GOAL ▸ Every line of the material is to be repeated exactly as it stands.

[Saved data entries]
▬▬▬

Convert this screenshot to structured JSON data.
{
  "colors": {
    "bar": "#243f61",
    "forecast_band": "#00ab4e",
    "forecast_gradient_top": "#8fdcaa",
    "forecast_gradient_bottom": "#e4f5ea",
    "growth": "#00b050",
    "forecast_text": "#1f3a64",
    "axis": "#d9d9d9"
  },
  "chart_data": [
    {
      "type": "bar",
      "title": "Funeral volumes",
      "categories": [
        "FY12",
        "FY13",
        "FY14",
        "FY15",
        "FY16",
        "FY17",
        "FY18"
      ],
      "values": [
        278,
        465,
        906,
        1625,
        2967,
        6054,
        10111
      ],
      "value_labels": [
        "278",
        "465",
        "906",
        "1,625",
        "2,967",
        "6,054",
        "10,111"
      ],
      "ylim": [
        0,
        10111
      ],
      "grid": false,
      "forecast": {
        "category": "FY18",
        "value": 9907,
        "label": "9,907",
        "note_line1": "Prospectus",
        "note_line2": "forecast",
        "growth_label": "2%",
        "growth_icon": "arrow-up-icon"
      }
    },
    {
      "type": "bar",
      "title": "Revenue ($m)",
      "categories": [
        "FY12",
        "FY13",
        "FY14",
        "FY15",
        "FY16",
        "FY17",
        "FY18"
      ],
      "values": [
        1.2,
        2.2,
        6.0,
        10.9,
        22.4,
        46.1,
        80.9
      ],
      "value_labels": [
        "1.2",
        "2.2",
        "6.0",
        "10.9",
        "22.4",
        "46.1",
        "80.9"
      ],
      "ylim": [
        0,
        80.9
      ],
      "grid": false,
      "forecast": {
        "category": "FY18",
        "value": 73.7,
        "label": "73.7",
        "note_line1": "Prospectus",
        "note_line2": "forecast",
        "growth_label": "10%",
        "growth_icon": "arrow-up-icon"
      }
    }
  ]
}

▬▬▬

TASK OUTPUT ▸
Convert this screenshot to structured JSON data.
{
  "colors": {
    "bar": "#243f61",
    "forecast_band": "#00ab4e",
    "forecast_gradient_top": "#8fdcaa",
    "forecast_gradient_bottom": "#e4f5ea",
    "growth": "#00b050",
    "forecast_text": "#1f3a64",
    "axis": "#d9d9d9"
  },
  "chart_data": [
    {
      "type": "bar",
      "title": "Funeral volumes",
      "categories": [
        "FY12",
        "FY13",
        "FY14",
        "FY15",
        "FY16",
        "FY17",
        "FY18"
      ],
      "values": [
        278,
        465,
        906,
        1625,
        2967,
        6054,
        10111
      ],
      "value_labels": [
        "278",
        "465",
        "906",
        "1,625",
        "2,967",
        "6,054",
        "10,111"
      ],
      "ylim": [
        0,
        10111
      ],
      "grid": false,
      "forecast": {
        "category": "FY18",
        "value": 9907,
        "label": "9,907",
        "note_line1": "Prospectus",
        "note_line2": "forecast",
        "growth_label": "2%",
        "growth_icon": "arrow-up-icon"
      }
    },
    {
      "type": "bar",
      "title": "Revenue ($m)",
      "categories": [
        "FY12",
        "FY13",
        "FY14",
        "FY15",
        "FY16",
        "FY17",
        "FY18"
      ],
      "values": [
        1.2,
        2.2,
        6.0,
        10.9,
        22.4,
        46.1,
        80.9
      ],
      "value_labels": [
        "1.2",
        "2.2",
        "6.0",
        "10.9",
        "22.4",
        "46.1",
        "80.9"
      ],
      "ylim": [
        0,
        80.9
      ],
      "grid": false,
      "forecast": {
        "category": "FY18",
        "value": 73.7,
        "label": "73.7",
        "note_line1": "Prospectus",
        "note_line2": "forecast",
        "growth_label": "10%",
        "growth_icon": "arrow-up-icon"
      }
    }
  ]
}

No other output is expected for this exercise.